PROBLEM DETAILS: Output the material below in full, exactly as it is.

TASK INPUT:
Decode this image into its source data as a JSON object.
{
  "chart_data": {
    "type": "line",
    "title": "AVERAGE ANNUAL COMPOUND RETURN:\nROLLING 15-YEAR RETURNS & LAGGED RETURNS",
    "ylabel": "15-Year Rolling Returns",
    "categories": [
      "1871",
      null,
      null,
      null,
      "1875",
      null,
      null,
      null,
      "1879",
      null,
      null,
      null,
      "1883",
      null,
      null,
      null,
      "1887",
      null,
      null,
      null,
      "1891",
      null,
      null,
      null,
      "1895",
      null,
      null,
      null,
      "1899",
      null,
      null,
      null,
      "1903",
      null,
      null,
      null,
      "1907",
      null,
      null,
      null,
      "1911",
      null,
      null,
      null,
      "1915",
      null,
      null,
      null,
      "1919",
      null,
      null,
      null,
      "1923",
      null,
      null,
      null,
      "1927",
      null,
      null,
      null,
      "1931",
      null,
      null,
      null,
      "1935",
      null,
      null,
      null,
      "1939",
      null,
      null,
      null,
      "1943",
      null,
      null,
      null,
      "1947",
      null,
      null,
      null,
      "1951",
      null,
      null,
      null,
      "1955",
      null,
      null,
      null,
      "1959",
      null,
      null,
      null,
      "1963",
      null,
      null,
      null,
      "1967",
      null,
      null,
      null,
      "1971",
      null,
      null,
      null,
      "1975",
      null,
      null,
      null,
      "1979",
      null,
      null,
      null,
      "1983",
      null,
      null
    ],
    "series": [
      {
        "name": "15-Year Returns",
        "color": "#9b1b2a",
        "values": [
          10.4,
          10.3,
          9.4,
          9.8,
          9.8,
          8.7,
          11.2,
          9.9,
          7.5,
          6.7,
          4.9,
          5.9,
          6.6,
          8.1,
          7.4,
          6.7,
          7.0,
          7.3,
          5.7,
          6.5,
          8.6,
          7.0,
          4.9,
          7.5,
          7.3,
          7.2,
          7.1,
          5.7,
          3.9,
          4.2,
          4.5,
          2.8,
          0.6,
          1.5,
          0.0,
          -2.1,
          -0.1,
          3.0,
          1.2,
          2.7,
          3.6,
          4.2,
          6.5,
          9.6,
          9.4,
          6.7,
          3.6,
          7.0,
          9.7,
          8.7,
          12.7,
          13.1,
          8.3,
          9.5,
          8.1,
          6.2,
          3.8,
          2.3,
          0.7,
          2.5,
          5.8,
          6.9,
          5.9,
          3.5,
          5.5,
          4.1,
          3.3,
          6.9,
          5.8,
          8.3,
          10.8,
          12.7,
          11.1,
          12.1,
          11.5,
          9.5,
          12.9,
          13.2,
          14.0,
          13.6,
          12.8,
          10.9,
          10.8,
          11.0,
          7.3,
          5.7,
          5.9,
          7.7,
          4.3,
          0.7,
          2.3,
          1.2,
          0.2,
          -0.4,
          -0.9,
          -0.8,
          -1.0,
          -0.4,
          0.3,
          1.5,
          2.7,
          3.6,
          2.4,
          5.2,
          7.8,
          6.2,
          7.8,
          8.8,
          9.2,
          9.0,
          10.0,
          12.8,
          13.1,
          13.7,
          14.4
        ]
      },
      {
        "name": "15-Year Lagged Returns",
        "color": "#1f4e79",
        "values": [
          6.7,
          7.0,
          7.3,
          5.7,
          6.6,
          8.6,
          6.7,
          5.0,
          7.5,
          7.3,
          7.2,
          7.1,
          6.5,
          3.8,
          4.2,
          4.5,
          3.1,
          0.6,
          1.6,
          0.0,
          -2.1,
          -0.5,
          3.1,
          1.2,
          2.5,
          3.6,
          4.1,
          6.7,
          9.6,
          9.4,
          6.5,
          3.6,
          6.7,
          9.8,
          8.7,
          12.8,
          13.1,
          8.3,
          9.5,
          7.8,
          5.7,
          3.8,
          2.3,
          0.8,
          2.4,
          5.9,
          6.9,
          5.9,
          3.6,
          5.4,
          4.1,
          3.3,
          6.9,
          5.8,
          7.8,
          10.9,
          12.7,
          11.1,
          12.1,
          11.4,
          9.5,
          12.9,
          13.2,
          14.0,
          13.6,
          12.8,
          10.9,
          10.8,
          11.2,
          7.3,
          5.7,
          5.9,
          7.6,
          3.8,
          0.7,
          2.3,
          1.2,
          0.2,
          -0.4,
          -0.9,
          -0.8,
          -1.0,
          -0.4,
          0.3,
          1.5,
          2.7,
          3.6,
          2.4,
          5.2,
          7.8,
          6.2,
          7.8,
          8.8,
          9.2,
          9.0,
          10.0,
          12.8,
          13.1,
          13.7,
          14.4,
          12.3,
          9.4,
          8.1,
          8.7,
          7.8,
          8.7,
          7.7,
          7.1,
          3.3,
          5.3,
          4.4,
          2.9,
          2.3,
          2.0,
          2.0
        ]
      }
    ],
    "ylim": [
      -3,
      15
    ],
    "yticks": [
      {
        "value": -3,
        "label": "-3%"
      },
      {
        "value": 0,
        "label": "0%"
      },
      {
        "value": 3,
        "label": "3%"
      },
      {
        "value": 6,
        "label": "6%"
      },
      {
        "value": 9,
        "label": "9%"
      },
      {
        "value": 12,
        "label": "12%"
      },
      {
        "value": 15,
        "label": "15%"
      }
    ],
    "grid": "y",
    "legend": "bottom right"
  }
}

OUTPUT FOR THIS TASK:
Decode this image into its source data as a JSON object.
{
  "chart_data": {
    "type": "line",
    "title": "AVERAGE ANNUAL COMPOUND RETURN:\nROLLING 15-YEAR RETURNS & LAGGED RETURNS",
    "ylabel": "15-Year Rolling Returns",
    "categories": [
      "1871",
      null,
      null,
      null,
      "1875",
      null,
      null,
      null,
      "1879",
      null,
      null,
      null,
      "1883",
      null,
      null,
      null,
      "1887",
      null,
      null,
      null,
      "1891",
      null,
      null,
      null,
      "1895",
      null,
      null,
      null,
      "1899",
      null,
      null,
      null,
      "1903",
      null,
      null,
      null,
      "1907",
      null,
      null,
      null,
      "1911",
      null,
      null,
      null,
      "1915",
      null,
      null,
      null,
      "1919",
      null,
      null,
      null,
      "1923",
      null,
      null,
      null,
      "1927",
      null,
      null,
      null,
      "1931",
      null,
      null,
      null,
      "1935",
      null,
      null,
      null,
      "1939",
      null,
      null,
      null,
      "1943",
      null,
      null,
      null,
      "1947",
      null,
      null,
      null,
      "1951",
      null,
      null,
      null,
      "1955",
      null,
      null,
      null,
      "1959",
      null,
      null,
      null,
      "1963",
      null,
      null,
      null,
      "1967",
      null,
      null,
      null,
      "1971",
      null,
      null,
      null,
      "1975",
      null,
      null,
      null,
      "1979",
      null,
      null,
      null,
      "1983",
      null,
      null
    ],
    "series": [
      {
        "name": "15-Year Returns",
        "color": "#9b1b2a",
        "values": [
          10.4,
          10.3,
          9.4,
          9.8,
          9.8,
          8.7,
          11.2,
          9.9,
          7.5,
          6.7,
          4.9,
          5.9,
          6.6,
          8.1,
          7.4,
          6.7,
          7.0,
          7.3,
          5.7,
          6.5,
          8.6,
          7.0,
          4.9,
          7.5,
          7.3,
          7.2,
          7.1,
          5.7,
          3.9,
          4.2,
          4.5,
          2.8,
          0.6,
          1.5,
          0.0,
          -2.1,
          -0.1,
          3.0,
          1.2,
          2.7,
          3.6,
          4.2,
          6.5,
          9.6,
          9.4,
          6.7,
          3.6,
          7.0,
          9.7,
          8.7,
          12.7,
          13.1,
          8.3,
          9.5,
          8.1,
          6.2,
          3.8,
          2.3,
          0.7,
          2.5,
          5.8,
          6.9,
          5.9,
          3.5,
          5.5,
          4.1,
          3.3,
          6.9,
          5.8,
          8.3,
          10.8,
          12.7,
          11.1,
          12.1,
          11.5,
          9.5,
          12.9,
          13.2,
          14.0,
          13.6,
          12.8,
          10.9,
          10.8,
          11.0,
          7.3,
          5.7,
          5.9,
          7.7,
          4.3,
          0.7,
          2.3,
          1.2,
          0.2,
          -0.4,
          -0.9,
          -0.8,
          -1.0,
          -0.4,
          0.3,
          1.5,
          2.7,
          3.6,
          2.4,
          5.2,
          7.8,
          6.2,
          7.8,
          8.8,
          9.2,
          9.0,
          10.0,
          12.8,
          13.1,
          13.7,
          14.4
        ]
      },
      {
        "name": "15-Year Lagged Returns",
        "color": "#1f4e79",
        "values": [
          6.7,
          7.0,
          7.3,
          5.7,
          6.6,
          8.6,
          6.7,
          5.0,
          7.5,
          7.3,
          7.2,
          7.1,
          6.5,
          3.8,
          4.2,
          4.5,
          3.1,
          0.6,
          1.6,
          0.0,
          -2.1,
          -0.5,
          3.1,
          1.2,
          2.5,
          3.6,
          4.1,
          6.7,
          9.6,
          9.4,
          6.5,
          3.6,
          6.7,
          9.8,
          8.7,
          12.8,
          13.1,
          8.3,
          9.5,
          7.8,
          5.7,
          3.8,
          2.3,
          0.8,
          2.4,
          5.9,
          6.9,
          5.9,
          3.6,
          5.4,
          4.1,
          3.3,
          6.9,
          5.8,
          7.8,
          10.9,
          12.7,
          11.1,
          12.1,
          11.4,
          9.5,
          12.9,
          13.2,
          14.0,
          13.6,
          12.8,
          10.9,
          10.8,
          11.2,
          7.3,
          5.7,
          5.9,
          7.6,
          3.8,
          0.7,
          2.3,
          1.2,
          0.2,
          -0.4,
          -0.9,
          -0.8,
          -1.0,
          -0.4,
          0.3,
          1.5,
          2.7,
          3.6,
          2.4,
          5.2,
          7.8,
          6.2,
          7.8,
          8.8,
          9.2,
          9.0,
          10.0,
          12.8,
          13.1,
          13.7,
          14.4,
          12.3,
          9.4,
          8.1,
          8.7,
          7.8,
          8.7,
          7.7,
          7.1,
          3.3,
          5.3,
          4.4,
          2.9,
          2.3,
          2.0,
          2.0
        ]
      }
    ],
    "ylim": [
      -3,
      15
    ],
    "yticks": [
      {
        "value": -3,
        "label": "-3%"
      },
      {
        "value": 0,
        "label": "0%"
      },
      {
        "value": 3,
        "label": "3%"
      },
      {
        "value": 6,
        "label": "6%"
      },
      {
        "value": 9,
        "label": "9%"
      },
      {
        "value": 12,
        "label": "12%"
      },
      {
        "value": 15,
        "label": "15%"
      }
    ],
    "grid": "y",
    "legend": "bottom right"
  }
}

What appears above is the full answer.